Stated task: Check each line of the listing for the word "tears" and give only the number of lines that have it.

___ Data for processing ___

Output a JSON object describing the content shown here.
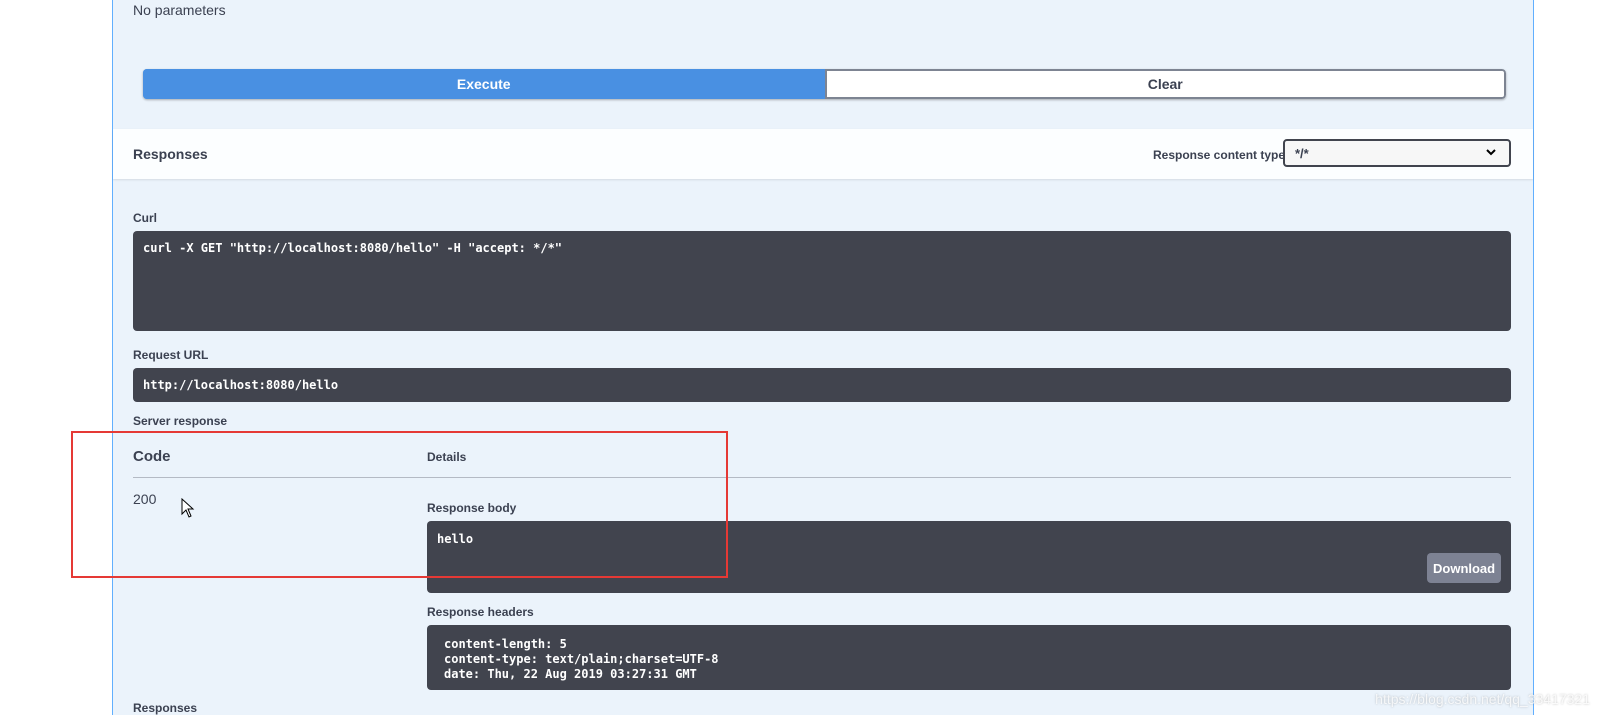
{
  "parameters": {
    "empty_text": "No parameters"
  },
  "buttons": {
    "execute": "Execute",
    "clear": "Clear"
  },
  "responses_bar": {
    "title": "Responses",
    "content_type_label": "Response content type",
    "content_type_value": "*/*"
  },
  "curl": {
    "label": "Curl",
    "command": "curl -X GET \"http://localhost:8080/hello\" -H \"accept: */*\""
  },
  "request_url": {
    "label": "Request URL",
    "value": "http://localhost:8080/hello"
  },
  "server_response": {
    "label": "Server response",
    "code_header": "Code",
    "details_header": "Details",
    "code": "200",
    "response_body_label": "Response body",
    "response_body": "hello",
    "download_label": "Download",
    "response_headers_label": "Response headers",
    "headers": [
      "content-length: 5",
      "content-type: text/plain;charset=UTF-8",
      "date: Thu, 22 Aug 2019 03:27:31 GMT"
    ]
  },
  "footer": {
    "responses_title": "Responses"
  },
  "watermark": "https://blog.csdn.net/qq_33417321",
  "colors": {
    "panel_bg": "#ebf3fb",
    "panel_border": "#61affe",
    "execute_bg": "#4990e2",
    "code_bg": "#41444e",
    "highlight": "#e53935"
  },
  "icons": {
    "select": "chevron-down-icon",
    "cursor": "mouse-pointer-icon"
  }
}
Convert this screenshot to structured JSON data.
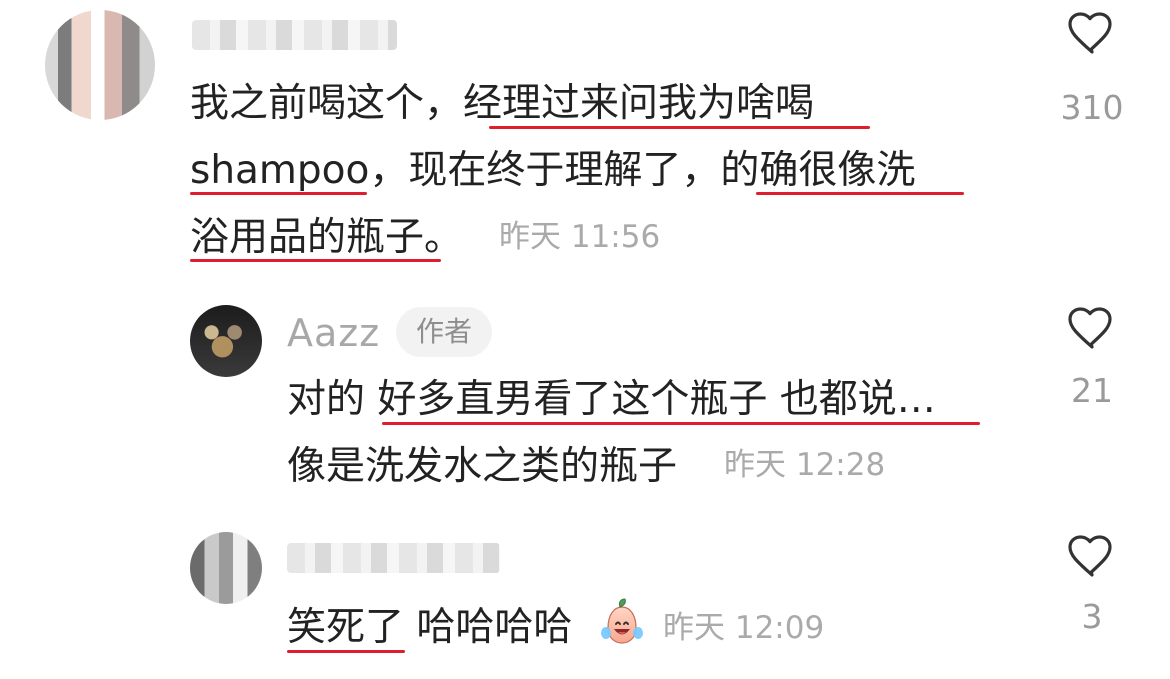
{
  "comments": [
    {
      "text_lines": [
        "我之前喝这个，经理过来问我为啥喝",
        "shampoo，现在终于理解了，的确很像洗",
        "浴用品的瓶子。"
      ],
      "timestamp": "昨天 11:56",
      "likes": "310"
    },
    {
      "author": "Aazz",
      "badge": "作者",
      "text_lines": [
        "对的 好多直男看了这个瓶子 也都说…",
        "像是洗发水之类的瓶子"
      ],
      "timestamp": "昨天 12:28",
      "likes": "21"
    },
    {
      "text_prefix": "笑死了 哈哈哈哈",
      "timestamp": "昨天 12:09",
      "likes": "3"
    }
  ],
  "icons": {
    "like": "heart-outline-icon",
    "emoji": "laughing-with-tears-emoji-icon"
  },
  "colors": {
    "underline": "#de1e2d",
    "meta": "#aaaaaa",
    "count": "#9a9a9a"
  }
}
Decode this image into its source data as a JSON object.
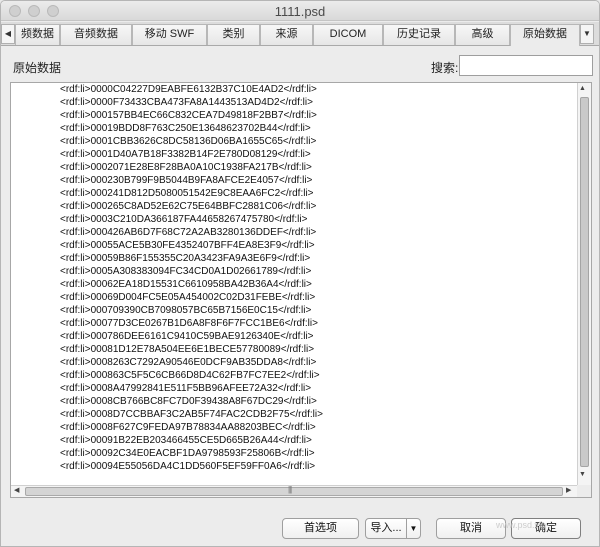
{
  "window": {
    "title": "1111.psd"
  },
  "tabs": [
    {
      "label": "频数据"
    },
    {
      "label": "音频数据"
    },
    {
      "label": "移动 SWF"
    },
    {
      "label": "类别"
    },
    {
      "label": "来源"
    },
    {
      "label": "DICOM"
    },
    {
      "label": "历史记录"
    },
    {
      "label": "高级"
    },
    {
      "label": "原始数据"
    }
  ],
  "tab_arrows": {
    "left": "◀",
    "right": "▼"
  },
  "section": {
    "title": "原始数据",
    "search_label": "搜索:",
    "search_value": ""
  },
  "raw_lines": [
    "<rdf:li>0000C04227D9EABFE6132B37C10E4AD2</rdf:li>",
    "<rdf:li>0000F73433CBA473FA8A1443513AD4D2</rdf:li>",
    "<rdf:li>000157BB4EC66C832CEA7D49818F2BB7</rdf:li>",
    "<rdf:li>00019BDD8F763C250E13648623702B44</rdf:li>",
    "<rdf:li>0001CBB3626C8DC58136D06BA1655C65</rdf:li>",
    "<rdf:li>0001D40A7B18F3382B14F2E780D08129</rdf:li>",
    "<rdf:li>0002071E28E8F28BA0A10C1938FA217B</rdf:li>",
    "<rdf:li>000230B799F9B5044B9FA8AFCE2E4057</rdf:li>",
    "<rdf:li>000241D812D5080051542E9C8EAA6FC2</rdf:li>",
    "<rdf:li>000265C8AD52E62C75E64BBFC2881C06</rdf:li>",
    "<rdf:li>0003C210DA366187FA44658267475780</rdf:li>",
    "<rdf:li>000426AB6D7F68C72A2AB3280136DDEF</rdf:li>",
    "<rdf:li>00055ACE5B30FE4352407BFF4EA8E3F9</rdf:li>",
    "<rdf:li>00059B86F155355C20A3423FA9A3E6F9</rdf:li>",
    "<rdf:li>0005A308383094FC34CD0A1D02661789</rdf:li>",
    "<rdf:li>00062EA18D15531C6610958BA42B36A4</rdf:li>",
    "<rdf:li>00069D004FC5E05A454002C02D31FEBE</rdf:li>",
    "<rdf:li>000709390CB7098057BC65B7156E0C15</rdf:li>",
    "<rdf:li>00077D3CE0267B1D6A8F8F6F7FCC1BE6</rdf:li>",
    "<rdf:li>000786DEE6161C9410C59BAE9126340E</rdf:li>",
    "<rdf:li>00081D12E78A504EE6E1BECE57780089</rdf:li>",
    "<rdf:li>0008263C7292A90546E0DCF9AB35DDA8</rdf:li>",
    "<rdf:li>000863C5F5C6CB66D8D4C62FB7FC7EE2</rdf:li>",
    "<rdf:li>0008A47992841E511F5BB96AFEE72A32</rdf:li>",
    "<rdf:li>0008CB766BC8FC7D0F39438A8F67DC29</rdf:li>",
    "<rdf:li>0008D7CCBBAF3C2AB5F74FAC2CDB2F75</rdf:li>",
    "<rdf:li>0008F627C9FEDA97B78834AA88203BEC</rdf:li>",
    "<rdf:li>00091B22EB203466455CE5D665B26A44</rdf:li>",
    "<rdf:li>00092C34E0EACBF1DA9798593F25806B</rdf:li>",
    "<rdf:li>00094E55056DA4C1DD560F5EF59FF0A6</rdf:li>"
  ],
  "buttons": {
    "preferences": "首选项",
    "import": "导入...",
    "import_dropdown": "▼",
    "cancel": "取消",
    "ok": "确定"
  },
  "watermark": "www.psd.vip"
}
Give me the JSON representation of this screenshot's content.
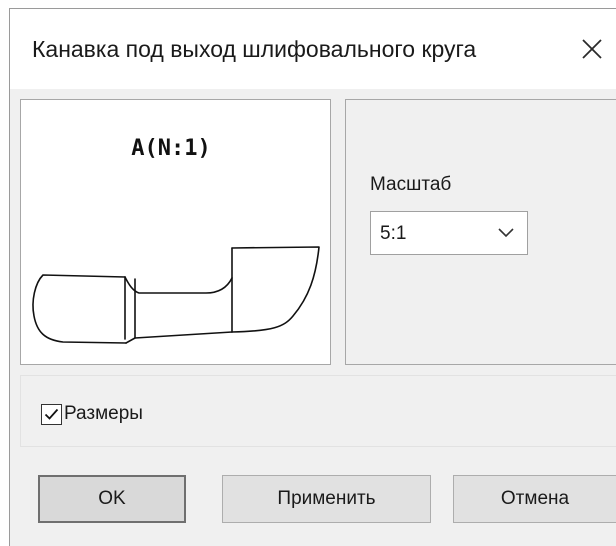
{
  "dialog": {
    "title": "Канавка под выход шлифовального круга"
  },
  "preview": {
    "view_label": "A(N:1)"
  },
  "settings": {
    "scale_label": "Масштаб",
    "scale_value": "5:1"
  },
  "options": {
    "dimensions_label": "Размеры",
    "dimensions_checked": true
  },
  "buttons": {
    "ok_label": "OK",
    "apply_label": "Применить",
    "cancel_label": "Отмена"
  },
  "icons": {
    "close": "close-icon",
    "chevron": "chevron-down-icon",
    "check": "checkmark-icon"
  }
}
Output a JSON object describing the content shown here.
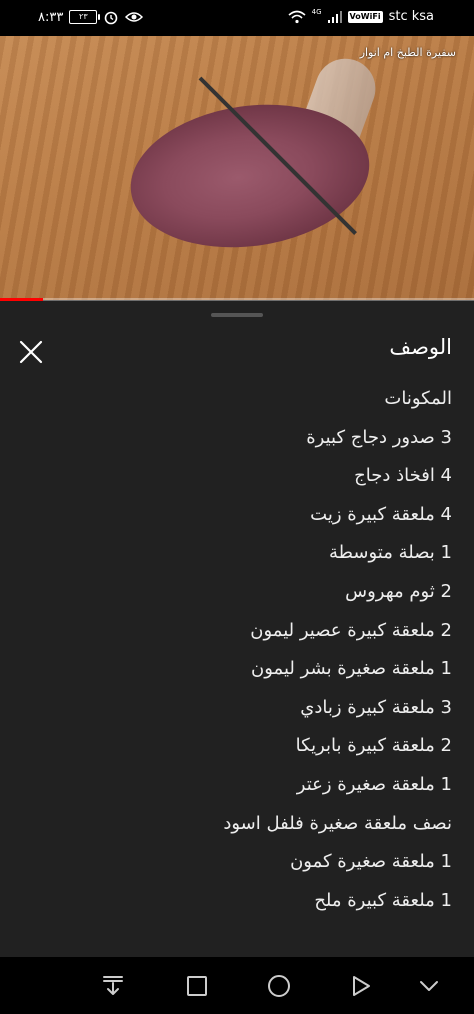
{
  "status_bar": {
    "time": "٨:٣٣",
    "battery": "٢٣",
    "carrier": "stc ksa",
    "vowifi": "VoWiFi",
    "signal_label": "4G"
  },
  "video": {
    "watermark": "سفيرة الطبخ ام انوار",
    "progress": 0.09,
    "accent_color": "#ff0000"
  },
  "panel": {
    "title": "الوصف",
    "close_icon": "close-icon",
    "description_lines": [
      "المكونات",
      "3 صدور دجاج كبيرة",
      "4 افخاذ دجاج",
      "4 ملعقة كبيرة زيت",
      "1 بصلة متوسطة",
      "2 ثوم مهروس",
      "2 ملعقة كبيرة عصير ليمون",
      "1 ملعقة صغيرة بشر ليمون",
      "3 ملعقة كبيرة زبادي",
      "2 ملعقة كبيرة بابريكا",
      "1 ملعقة صغيرة زعتر",
      "نصف ملعقة صغيرة فلفل اسود",
      "1 ملعقة صغيرة كمون",
      "1 ملعقة كبيرة ملح"
    ]
  },
  "nav_bar": {
    "icons": [
      "download-icon",
      "square-icon",
      "circle-icon",
      "triangle-icon",
      "chevron-down-icon"
    ]
  }
}
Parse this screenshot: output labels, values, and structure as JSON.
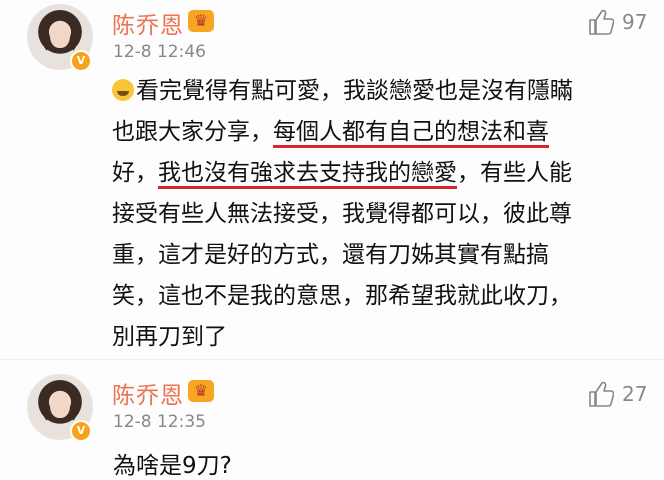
{
  "comments": [
    {
      "username": "陈乔恩",
      "time": "12-8 12:46",
      "likes": "97",
      "lines": [
        "看完覺得有點可愛，我談戀愛也是沒有隱瞞",
        "也跟大家分享，",
        "每個人都有自己的想法和喜",
        "好，",
        "我也沒有強求去支持我的戀愛",
        "，有些人能",
        "接受有些人無法接受，我覺得都可以，彼此尊",
        "重，這才是好的方式，還有刀姊其實有點搞",
        "笑，這也不是我的意思，那希望我就此收刀，",
        "別再刀到了"
      ],
      "emoji_icon": "laughing-tears-emoji",
      "underline_color": "#d8242c"
    },
    {
      "username": "陈乔恩",
      "time": "12-8 12:35",
      "likes": "27",
      "text": "為啥是9刀?"
    }
  ],
  "icons": {
    "verified_badge": "V",
    "crown": "♛",
    "like": "thumbs-up-icon"
  },
  "colors": {
    "username": "#eb7350",
    "timestamp": "#888888",
    "body_text": "#111111",
    "underline": "#d8242c",
    "verified": "#f7a21b"
  }
}
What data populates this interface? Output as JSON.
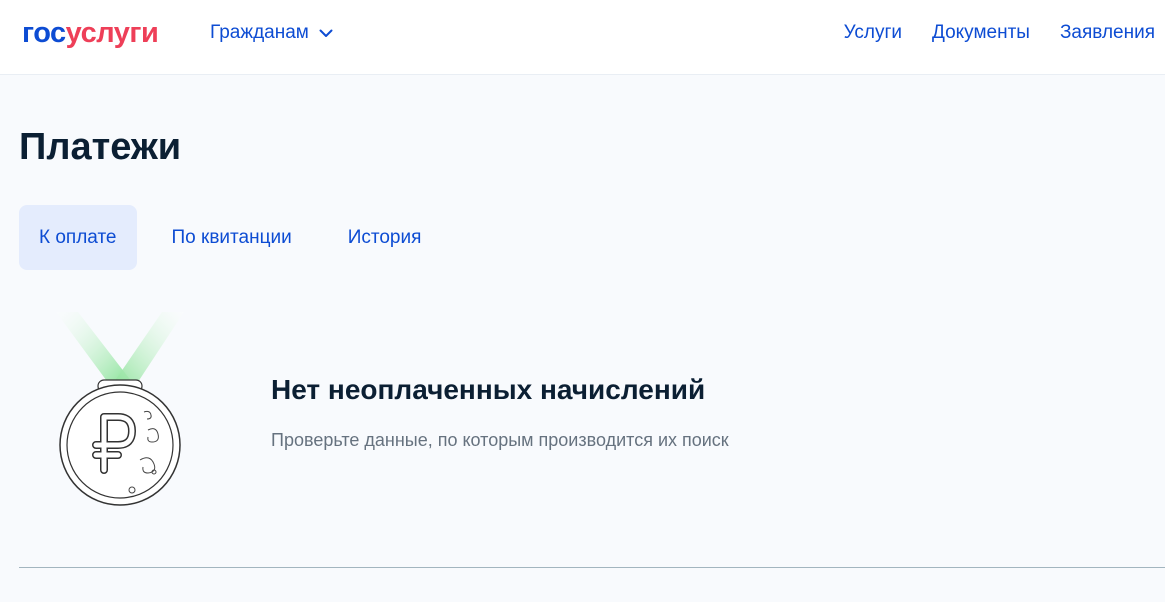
{
  "header": {
    "logo_part1": "гос",
    "logo_part2": "услуги",
    "role_menu_label": "Гражданам",
    "nav": [
      "Услуги",
      "Документы",
      "Заявления"
    ]
  },
  "page": {
    "title": "Платежи",
    "tabs": [
      {
        "label": "К оплате",
        "active": true
      },
      {
        "label": "По квитанции",
        "active": false
      },
      {
        "label": "История",
        "active": false
      }
    ]
  },
  "empty_state": {
    "title": "Нет неоплаченных начислений",
    "text": "Проверьте данные, по которым производится их поиск",
    "illustration": "ruble-medal-icon"
  },
  "colors": {
    "brand_blue": "#0d4cd3",
    "brand_red": "#ee3f58",
    "active_tab_bg": "#e4ecfd",
    "ribbon_green": "#7ee08e"
  }
}
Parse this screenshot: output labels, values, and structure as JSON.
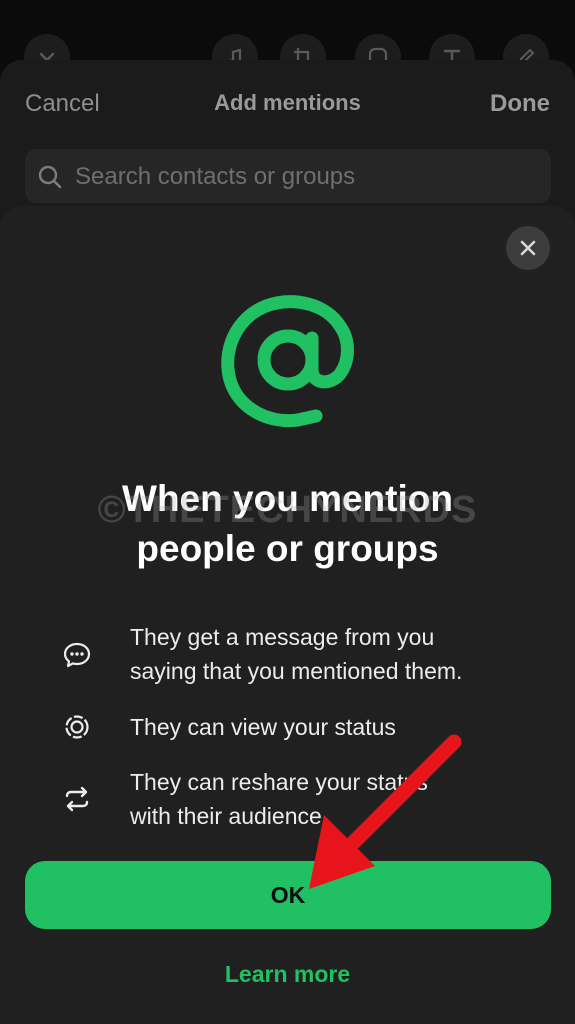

___

Output for this exercise: 2